Task goal
Quote every line as written. Omit pictures.

Saved entries
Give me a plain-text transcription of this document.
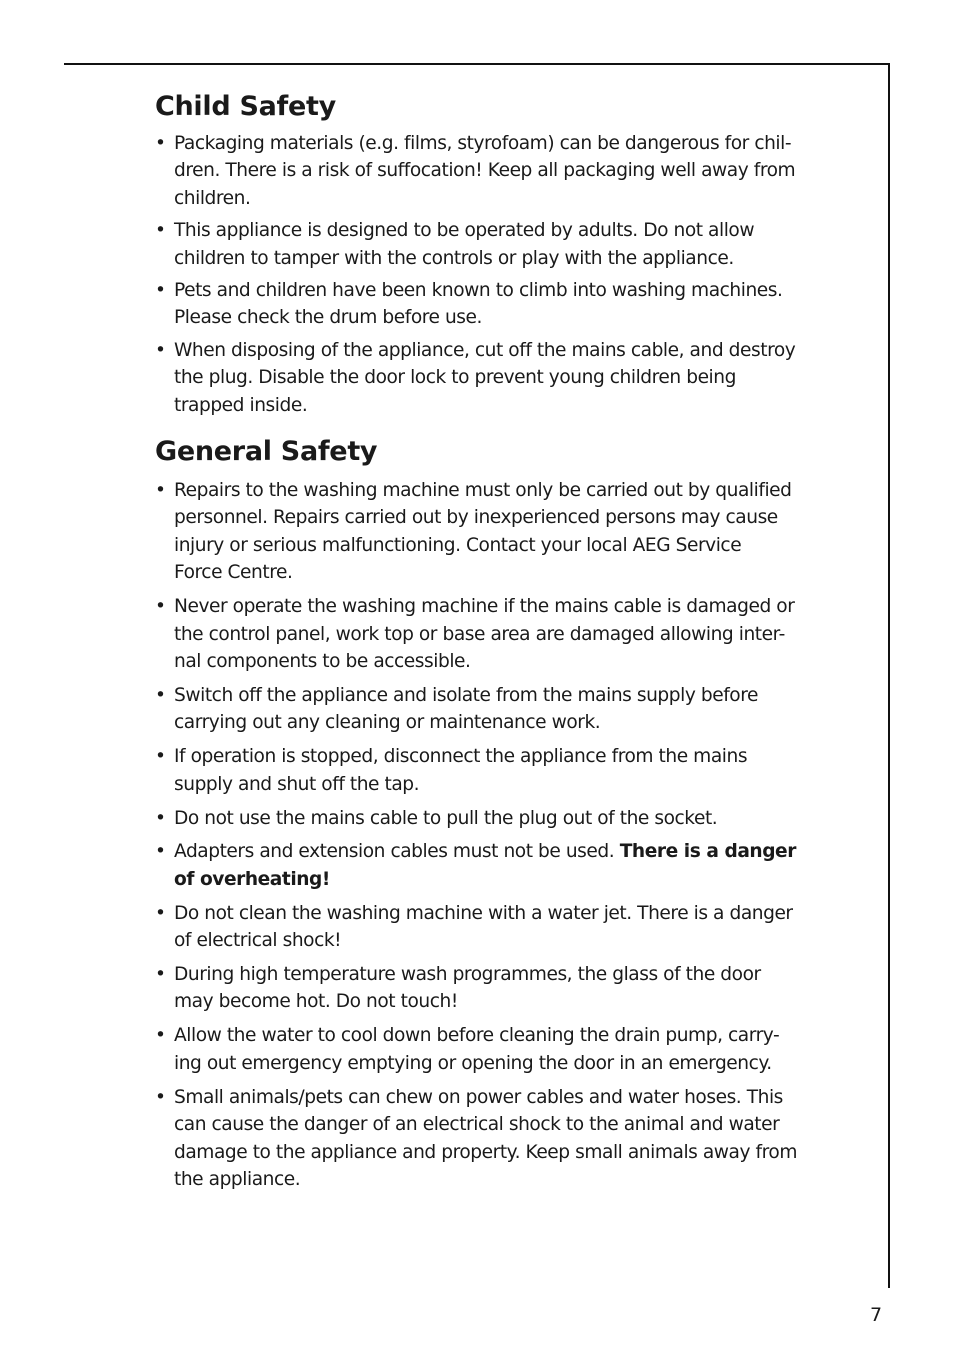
Child Safety
• Packaging materials (e.g. films, styrofoam) can be dangerous for chil-
dren. There is a risk of suffocation! Keep all packaging well away from
children.
• This appliance is designed to be operated by adults. Do not allow
children to tamper with the controls or play with the appliance.
• Pets and children have been known to climb into washing machines.
Please check the drum before use.
• When disposing of the appliance, cut off the mains cable, and destroy
the plug. Disable the door lock to prevent young children being
trapped inside.
General Safety
• Repairs to the washing machine must only be carried out by qualified
personnel. Repairs carried out by inexperienced persons may cause
injury or serious malfunctioning. Contact your local AEG Service
Force Centre.
• Never operate the washing machine if the mains cable is damaged or
the control panel, work top or base area are damaged allowing inter-
nal components to be accessible.
• Switch off the appliance and isolate from the mains supply before
carrying out any cleaning or maintenance work.
• If operation is stopped, disconnect the appliance from the mains
supply and shut off the tap.
• Do not use the mains cable to pull the plug out of the socket.
• Adapters and extension cables must not be used. There is a danger
of overheating!
• Do not clean the washing machine with a water jet. There is a danger
of electrical shock!
• During high temperature wash programmes, the glass of the door
may become hot. Do not touch!
• Allow the water to cool down before cleaning the drain pump, carry-
ing out emergency emptying or opening the door in an emergency.
• Small animals/pets can chew on power cables and water hoses. This
can cause the danger of an electrical shock to the animal and water
damage to the appliance and property. Keep small animals away from
the appliance.
7
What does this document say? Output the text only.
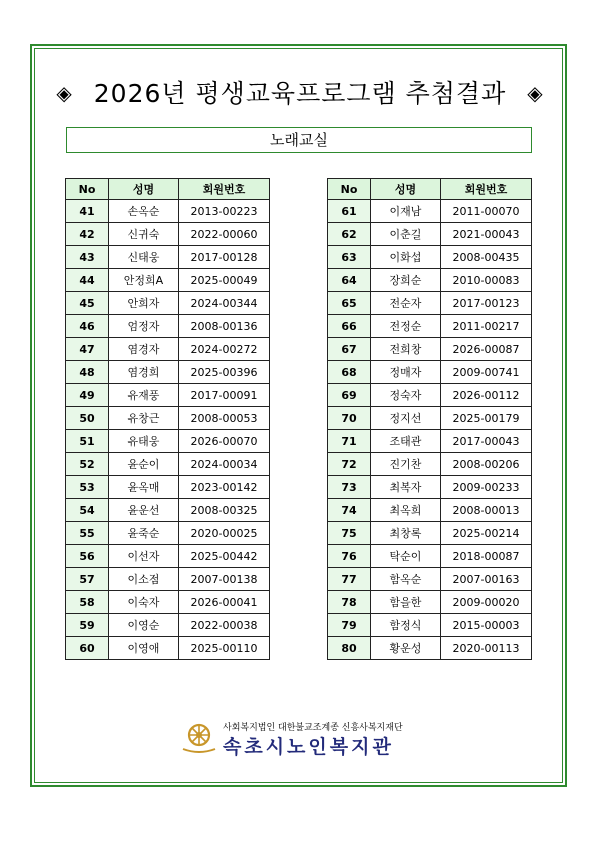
◈ 2026년 평생교육프로그램 추첨결과 ◈
노래교실
No	성명	회원번호
41	손옥순	2013-00223
42	신귀숙	2022-00060
43	신태웅	2017-00128
44	안정희A	2025-00049
45	안희자	2024-00344
46	엄정자	2008-00136
47	염경자	2024-00272
48	염경희	2025-00396
49	유재풍	2017-00091
50	유창근	2008-00053
51	유태웅	2026-00070
52	윤순이	2024-00034
53	윤옥매	2023-00142
54	윤운선	2008-00325
55	윤죽순	2020-00025
56	이선자	2025-00442
57	이소점	2007-00138
58	이숙자	2026-00041
59	이영순	2022-00038
60	이영애	2025-00110
No	성명	회원번호
61	이재남	2011-00070
62	이춘길	2021-00043
63	이화섭	2008-00435
64	장희순	2010-00083
65	전순자	2017-00123
66	전정순	2011-00217
67	전희창	2026-00087
68	정매자	2009-00741
69	정숙자	2026-00112
70	정지선	2025-00179
71	조태관	2017-00043
72	진기찬	2008-00206
73	최복자	2009-00233
74	최옥희	2008-00013
75	최창록	2025-00214
76	탁순이	2018-00087
77	함옥순	2007-00163
78	함을한	2009-00020
79	함정식	2015-00003
80	황운성	2020-00113
사회복지법인 대한불교조계종 신흥사복지재단
속초시노인복지관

Exercise output
Give me a plain-text transcription of this document.
Child Safety
• Packaging materials (e.g. films, styrofoam) can be dangerous for chil-
dren. There is a risk of suffocation! Keep all packaging well away from
children.
• This appliance is designed to be operated by adults. Do not allow
children to tamper with the controls or play with the appliance.
• Pets and children have been known to climb into washing machines.
Please check the drum before use.
• When disposing of the appliance, cut off the mains cable, and destroy
the plug. Disable the door lock to prevent young children being
trapped inside.
General Safety
• Repairs to the washing machine must only be carried out by qualified
personnel. Repairs carried out by inexperienced persons may cause
injury or serious malfunctioning. Contact your local AEG Service
Force Centre.
• Never operate the washing machine if the mains cable is damaged or
the control panel, work top or base area are damaged allowing inter-
nal components to be accessible.
• Switch off the appliance and isolate from the mains supply before
carrying out any cleaning or maintenance work.
• If operation is stopped, disconnect the appliance from the mains
supply and shut off the tap.
• Do not use the mains cable to pull the plug out of the socket.
• Adapters and extension cables must not be used. There is a danger
of overheating!
• Do not clean the washing machine with a water jet. There is a danger
of electrical shock!
• During high temperature wash programmes, the glass of the door
may become hot. Do not touch!
• Allow the water to cool down before cleaning the drain pump, carry-
ing out emergency emptying or opening the door in an emergency.
• Small animals/pets can chew on power cables and water hoses. This
can cause the danger of an electrical shock to the animal and water
damage to the appliance and property. Keep small animals away from
the appliance.
7
What does this document say? Output the text only.
◈ 2026년 평생교육프로그램 추첨결과 ◈
노래교실
No	성명	회원번호
41	손옥순	2013-00223
42	신귀숙	2022-00060
43	신태웅	2017-00128
44	안정희A	2025-00049
45	안희자	2024-00344
46	엄정자	2008-00136
47	염경자	2024-00272
48	염경희	2025-00396
49	유재풍	2017-00091
50	유창근	2008-00053
51	유태웅	2026-00070
52	윤순이	2024-00034
53	윤옥매	2023-00142
54	윤운선	2008-00325
55	윤죽순	2020-00025
56	이선자	2025-00442
57	이소점	2007-00138
58	이숙자	2026-00041
59	이영순	2022-00038
60	이영애	2025-00110
No	성명	회원번호
61	이재남	2011-00070
62	이춘길	2021-00043
63	이화섭	2008-00435
64	장희순	2010-00083
65	전순자	2017-00123
66	전정순	2011-00217
67	전희창	2026-00087
68	정매자	2009-00741
69	정숙자	2026-00112
70	정지선	2025-00179
71	조태관	2017-00043
72	진기찬	2008-00206
73	최복자	2009-00233
74	최옥희	2008-00013
75	최창록	2025-00214
76	탁순이	2018-00087
77	함옥순	2007-00163
78	함을한	2009-00020
79	함정식	2015-00003
80	황운성	2020-00113
사회복지법인 대한불교조계종 신흥사복지재단
속초시노인복지관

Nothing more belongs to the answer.